• AIM OF THE TASK:
From the entries below, list each line with "object".

Start of DATA SUPPLIED

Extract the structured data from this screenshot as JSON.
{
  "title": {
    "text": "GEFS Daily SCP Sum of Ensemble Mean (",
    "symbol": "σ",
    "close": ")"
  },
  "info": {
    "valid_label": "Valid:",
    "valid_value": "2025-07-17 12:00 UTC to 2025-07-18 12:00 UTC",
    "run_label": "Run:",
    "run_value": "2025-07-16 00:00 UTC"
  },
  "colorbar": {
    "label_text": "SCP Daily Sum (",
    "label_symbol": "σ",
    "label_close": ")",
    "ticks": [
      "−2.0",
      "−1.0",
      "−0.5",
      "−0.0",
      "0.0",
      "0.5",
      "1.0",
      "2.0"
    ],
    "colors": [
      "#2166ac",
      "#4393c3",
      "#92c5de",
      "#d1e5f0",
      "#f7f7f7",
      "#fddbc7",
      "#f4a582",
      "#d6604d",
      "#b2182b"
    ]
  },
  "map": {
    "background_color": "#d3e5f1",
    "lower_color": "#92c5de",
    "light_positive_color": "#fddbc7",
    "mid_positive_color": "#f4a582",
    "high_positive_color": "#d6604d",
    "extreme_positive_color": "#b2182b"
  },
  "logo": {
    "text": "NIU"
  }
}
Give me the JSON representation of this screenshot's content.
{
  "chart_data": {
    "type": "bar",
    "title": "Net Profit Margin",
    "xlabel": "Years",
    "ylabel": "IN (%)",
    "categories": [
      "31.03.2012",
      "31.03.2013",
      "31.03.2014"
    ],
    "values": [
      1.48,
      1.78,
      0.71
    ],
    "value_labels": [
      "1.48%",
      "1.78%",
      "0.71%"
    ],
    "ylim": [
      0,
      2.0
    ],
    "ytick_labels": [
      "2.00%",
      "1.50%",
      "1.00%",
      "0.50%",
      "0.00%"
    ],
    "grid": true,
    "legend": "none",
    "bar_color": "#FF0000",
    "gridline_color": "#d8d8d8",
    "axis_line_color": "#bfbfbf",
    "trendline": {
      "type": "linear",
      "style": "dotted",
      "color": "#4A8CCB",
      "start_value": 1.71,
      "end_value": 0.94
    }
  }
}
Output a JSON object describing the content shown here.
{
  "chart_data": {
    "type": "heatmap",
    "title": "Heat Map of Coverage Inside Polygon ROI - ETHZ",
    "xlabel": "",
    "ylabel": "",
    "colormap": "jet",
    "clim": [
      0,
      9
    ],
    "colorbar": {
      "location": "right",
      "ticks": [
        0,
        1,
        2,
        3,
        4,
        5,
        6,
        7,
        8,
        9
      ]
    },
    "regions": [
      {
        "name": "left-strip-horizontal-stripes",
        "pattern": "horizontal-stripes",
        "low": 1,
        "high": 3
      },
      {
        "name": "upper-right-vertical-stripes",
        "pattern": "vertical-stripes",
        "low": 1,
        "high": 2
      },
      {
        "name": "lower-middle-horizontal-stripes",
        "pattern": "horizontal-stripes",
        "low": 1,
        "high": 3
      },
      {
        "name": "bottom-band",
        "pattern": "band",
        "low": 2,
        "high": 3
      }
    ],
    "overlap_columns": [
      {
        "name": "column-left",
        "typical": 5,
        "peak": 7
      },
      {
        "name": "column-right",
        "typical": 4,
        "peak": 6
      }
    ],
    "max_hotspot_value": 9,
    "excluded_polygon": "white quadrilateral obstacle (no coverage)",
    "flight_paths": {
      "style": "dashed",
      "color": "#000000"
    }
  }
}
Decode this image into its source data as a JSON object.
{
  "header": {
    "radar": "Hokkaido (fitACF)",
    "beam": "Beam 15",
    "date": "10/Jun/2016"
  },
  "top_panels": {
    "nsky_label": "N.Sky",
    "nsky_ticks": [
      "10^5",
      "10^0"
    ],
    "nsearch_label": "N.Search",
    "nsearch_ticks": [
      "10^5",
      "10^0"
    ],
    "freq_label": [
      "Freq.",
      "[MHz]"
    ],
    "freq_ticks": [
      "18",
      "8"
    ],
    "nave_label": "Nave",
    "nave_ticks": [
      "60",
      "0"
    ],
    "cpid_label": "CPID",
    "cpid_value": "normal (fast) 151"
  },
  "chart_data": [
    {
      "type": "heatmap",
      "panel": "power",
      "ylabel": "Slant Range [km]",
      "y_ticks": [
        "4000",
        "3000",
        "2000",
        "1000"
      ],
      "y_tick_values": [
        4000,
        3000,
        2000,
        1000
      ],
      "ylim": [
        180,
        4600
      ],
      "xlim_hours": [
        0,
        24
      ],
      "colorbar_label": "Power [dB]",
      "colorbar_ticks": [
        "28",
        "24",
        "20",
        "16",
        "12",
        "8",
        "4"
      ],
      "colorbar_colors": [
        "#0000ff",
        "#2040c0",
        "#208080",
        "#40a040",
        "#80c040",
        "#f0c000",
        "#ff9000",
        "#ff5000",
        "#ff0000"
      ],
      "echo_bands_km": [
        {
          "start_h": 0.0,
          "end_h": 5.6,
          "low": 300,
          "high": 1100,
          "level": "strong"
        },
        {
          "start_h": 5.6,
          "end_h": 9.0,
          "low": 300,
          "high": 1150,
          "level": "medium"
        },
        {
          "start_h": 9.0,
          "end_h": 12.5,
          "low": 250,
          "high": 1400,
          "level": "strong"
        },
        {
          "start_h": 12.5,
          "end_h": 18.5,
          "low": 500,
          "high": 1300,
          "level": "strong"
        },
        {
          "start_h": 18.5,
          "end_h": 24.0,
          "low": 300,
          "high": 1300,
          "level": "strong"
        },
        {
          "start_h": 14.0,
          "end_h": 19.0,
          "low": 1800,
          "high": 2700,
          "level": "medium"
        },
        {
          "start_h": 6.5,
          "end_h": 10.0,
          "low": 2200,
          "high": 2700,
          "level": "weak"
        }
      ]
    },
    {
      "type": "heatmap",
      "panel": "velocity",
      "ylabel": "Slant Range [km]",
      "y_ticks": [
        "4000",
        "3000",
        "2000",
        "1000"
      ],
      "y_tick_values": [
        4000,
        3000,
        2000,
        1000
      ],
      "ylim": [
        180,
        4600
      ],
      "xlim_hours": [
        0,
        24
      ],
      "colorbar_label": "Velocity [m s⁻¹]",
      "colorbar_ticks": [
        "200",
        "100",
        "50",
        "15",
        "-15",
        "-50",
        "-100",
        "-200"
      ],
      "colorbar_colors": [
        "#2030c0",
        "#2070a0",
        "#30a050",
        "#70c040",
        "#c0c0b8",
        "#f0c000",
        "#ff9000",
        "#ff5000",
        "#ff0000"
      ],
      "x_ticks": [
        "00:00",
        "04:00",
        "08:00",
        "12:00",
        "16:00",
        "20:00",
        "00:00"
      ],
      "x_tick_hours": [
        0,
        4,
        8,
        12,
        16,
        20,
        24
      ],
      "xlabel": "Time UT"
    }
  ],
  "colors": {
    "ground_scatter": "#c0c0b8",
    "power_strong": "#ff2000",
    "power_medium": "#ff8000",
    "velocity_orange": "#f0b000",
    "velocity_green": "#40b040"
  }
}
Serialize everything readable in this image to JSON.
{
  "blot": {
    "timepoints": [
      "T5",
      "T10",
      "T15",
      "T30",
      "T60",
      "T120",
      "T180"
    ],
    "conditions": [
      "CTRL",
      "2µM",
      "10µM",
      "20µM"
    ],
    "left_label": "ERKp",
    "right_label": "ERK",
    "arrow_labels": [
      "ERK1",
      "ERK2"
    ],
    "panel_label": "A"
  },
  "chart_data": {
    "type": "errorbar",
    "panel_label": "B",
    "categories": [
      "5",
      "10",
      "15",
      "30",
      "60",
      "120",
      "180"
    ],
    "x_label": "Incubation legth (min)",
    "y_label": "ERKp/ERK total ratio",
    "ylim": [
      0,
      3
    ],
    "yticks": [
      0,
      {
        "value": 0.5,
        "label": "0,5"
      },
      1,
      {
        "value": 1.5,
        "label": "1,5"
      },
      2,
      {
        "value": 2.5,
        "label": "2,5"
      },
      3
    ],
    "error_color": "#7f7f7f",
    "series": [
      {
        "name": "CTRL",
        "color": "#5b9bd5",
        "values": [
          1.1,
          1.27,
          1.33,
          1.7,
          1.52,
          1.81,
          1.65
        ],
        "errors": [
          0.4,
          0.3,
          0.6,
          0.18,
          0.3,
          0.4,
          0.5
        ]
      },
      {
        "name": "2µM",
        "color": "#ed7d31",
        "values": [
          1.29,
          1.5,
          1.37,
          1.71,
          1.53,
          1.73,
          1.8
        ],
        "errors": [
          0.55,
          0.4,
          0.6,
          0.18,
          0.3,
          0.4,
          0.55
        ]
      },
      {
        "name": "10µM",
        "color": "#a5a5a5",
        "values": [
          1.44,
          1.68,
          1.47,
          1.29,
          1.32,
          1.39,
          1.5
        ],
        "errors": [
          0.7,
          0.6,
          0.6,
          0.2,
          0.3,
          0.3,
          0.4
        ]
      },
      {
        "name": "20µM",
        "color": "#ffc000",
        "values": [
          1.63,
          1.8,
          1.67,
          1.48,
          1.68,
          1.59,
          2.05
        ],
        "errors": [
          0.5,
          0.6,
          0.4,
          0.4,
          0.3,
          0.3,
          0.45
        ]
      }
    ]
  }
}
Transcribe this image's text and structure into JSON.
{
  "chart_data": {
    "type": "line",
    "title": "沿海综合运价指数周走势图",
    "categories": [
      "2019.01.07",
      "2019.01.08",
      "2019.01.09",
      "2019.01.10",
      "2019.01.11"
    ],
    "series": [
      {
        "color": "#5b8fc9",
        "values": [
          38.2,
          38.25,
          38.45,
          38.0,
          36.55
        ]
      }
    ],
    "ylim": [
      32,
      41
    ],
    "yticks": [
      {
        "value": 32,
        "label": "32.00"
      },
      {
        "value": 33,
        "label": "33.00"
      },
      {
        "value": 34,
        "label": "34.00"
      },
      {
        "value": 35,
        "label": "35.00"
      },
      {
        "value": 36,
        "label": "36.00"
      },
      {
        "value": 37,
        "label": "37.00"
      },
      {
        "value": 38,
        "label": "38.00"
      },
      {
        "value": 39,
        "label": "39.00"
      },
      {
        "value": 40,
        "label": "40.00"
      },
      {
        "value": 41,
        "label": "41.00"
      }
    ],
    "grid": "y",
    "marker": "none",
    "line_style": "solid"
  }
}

End of DATA SUPPLIED

• WRITTEN RESPONSE:
Output a JSON object describing the content shown here.
Decode this image into its source data as a JSON object.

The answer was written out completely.